AIM => Looking through the listing, how many of its lines hold the word "this"? Answer with only the number.

··········

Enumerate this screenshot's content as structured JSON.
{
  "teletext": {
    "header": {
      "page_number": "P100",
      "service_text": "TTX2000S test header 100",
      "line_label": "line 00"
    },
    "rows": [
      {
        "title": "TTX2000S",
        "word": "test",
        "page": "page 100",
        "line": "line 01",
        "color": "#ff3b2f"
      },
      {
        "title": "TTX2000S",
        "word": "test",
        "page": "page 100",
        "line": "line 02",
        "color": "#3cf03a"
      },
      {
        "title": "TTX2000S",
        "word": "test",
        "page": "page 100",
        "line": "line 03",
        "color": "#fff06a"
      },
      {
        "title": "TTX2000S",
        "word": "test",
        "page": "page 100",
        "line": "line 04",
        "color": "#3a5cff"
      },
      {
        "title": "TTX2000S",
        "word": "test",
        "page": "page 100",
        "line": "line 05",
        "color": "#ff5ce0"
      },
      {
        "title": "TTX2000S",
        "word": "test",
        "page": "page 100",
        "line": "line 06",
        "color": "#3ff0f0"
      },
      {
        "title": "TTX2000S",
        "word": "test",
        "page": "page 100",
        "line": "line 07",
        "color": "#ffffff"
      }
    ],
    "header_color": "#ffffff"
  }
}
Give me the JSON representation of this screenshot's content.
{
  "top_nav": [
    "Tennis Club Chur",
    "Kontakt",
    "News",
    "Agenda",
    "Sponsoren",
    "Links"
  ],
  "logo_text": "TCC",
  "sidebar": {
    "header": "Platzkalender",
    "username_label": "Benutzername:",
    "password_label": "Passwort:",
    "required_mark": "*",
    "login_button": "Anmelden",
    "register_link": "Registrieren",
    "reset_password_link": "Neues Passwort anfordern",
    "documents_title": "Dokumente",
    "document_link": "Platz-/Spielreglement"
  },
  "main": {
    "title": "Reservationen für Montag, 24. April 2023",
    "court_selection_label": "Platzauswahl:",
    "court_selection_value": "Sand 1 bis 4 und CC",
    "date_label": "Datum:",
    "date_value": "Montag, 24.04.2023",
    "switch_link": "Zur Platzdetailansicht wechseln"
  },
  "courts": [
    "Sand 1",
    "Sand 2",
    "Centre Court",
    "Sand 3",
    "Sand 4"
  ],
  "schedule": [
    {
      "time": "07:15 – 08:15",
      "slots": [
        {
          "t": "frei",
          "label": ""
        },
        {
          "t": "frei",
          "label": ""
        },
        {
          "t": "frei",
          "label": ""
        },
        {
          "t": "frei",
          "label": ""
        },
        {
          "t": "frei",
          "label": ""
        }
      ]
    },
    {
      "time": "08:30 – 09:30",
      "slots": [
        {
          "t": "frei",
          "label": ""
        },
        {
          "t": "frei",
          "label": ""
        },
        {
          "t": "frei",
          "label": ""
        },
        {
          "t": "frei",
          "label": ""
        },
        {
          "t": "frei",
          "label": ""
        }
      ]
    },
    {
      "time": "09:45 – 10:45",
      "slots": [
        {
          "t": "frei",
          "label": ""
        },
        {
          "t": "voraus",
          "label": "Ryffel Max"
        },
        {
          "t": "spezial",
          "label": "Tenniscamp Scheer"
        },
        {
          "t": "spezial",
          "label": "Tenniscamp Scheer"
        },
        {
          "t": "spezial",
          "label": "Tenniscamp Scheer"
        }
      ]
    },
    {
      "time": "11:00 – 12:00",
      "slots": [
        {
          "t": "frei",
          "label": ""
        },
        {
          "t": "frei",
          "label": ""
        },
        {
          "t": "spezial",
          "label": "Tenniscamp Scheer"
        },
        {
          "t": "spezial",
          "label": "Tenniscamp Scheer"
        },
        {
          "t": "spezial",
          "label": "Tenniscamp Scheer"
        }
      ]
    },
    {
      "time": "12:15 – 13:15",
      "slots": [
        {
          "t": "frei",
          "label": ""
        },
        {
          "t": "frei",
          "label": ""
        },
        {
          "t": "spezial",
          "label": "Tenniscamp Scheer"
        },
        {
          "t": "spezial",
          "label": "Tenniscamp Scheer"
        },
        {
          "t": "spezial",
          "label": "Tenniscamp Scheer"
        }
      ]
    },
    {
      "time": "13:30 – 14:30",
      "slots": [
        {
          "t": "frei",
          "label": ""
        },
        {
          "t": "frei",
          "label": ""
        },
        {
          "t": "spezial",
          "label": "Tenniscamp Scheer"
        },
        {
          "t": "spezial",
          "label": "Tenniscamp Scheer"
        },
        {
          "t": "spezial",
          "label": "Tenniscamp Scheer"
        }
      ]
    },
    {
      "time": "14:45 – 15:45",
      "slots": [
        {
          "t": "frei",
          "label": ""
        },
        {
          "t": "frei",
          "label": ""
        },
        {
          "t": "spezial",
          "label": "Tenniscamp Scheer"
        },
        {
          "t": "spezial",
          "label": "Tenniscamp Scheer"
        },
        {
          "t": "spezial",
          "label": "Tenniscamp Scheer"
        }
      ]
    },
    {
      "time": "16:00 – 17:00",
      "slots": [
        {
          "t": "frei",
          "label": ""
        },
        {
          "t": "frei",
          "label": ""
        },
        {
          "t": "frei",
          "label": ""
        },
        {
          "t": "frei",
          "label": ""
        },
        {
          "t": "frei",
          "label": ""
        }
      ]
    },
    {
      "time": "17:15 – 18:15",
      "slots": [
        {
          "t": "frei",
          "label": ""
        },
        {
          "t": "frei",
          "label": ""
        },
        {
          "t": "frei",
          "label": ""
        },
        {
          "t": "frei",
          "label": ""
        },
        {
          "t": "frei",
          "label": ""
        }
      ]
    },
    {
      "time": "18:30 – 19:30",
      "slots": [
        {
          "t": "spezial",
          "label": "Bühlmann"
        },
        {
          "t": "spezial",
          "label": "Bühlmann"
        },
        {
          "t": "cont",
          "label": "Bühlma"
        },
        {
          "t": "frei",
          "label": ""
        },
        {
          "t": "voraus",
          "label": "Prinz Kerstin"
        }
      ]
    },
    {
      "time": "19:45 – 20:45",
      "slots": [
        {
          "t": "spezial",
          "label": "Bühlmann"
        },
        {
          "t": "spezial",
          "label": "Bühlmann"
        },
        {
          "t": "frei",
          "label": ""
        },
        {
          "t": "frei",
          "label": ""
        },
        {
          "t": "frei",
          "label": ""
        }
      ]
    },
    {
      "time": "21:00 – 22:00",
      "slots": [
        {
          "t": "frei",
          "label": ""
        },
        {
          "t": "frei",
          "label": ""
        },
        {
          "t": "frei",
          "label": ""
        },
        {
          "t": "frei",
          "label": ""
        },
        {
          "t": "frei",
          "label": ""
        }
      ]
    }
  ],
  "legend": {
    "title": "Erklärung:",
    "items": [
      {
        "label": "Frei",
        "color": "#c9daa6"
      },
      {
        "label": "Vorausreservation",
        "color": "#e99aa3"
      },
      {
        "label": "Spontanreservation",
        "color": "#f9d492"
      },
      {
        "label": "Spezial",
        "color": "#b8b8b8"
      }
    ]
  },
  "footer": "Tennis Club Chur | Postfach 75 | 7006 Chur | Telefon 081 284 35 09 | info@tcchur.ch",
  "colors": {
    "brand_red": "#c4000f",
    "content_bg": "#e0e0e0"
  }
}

··········

SOLUTION BELOW => 2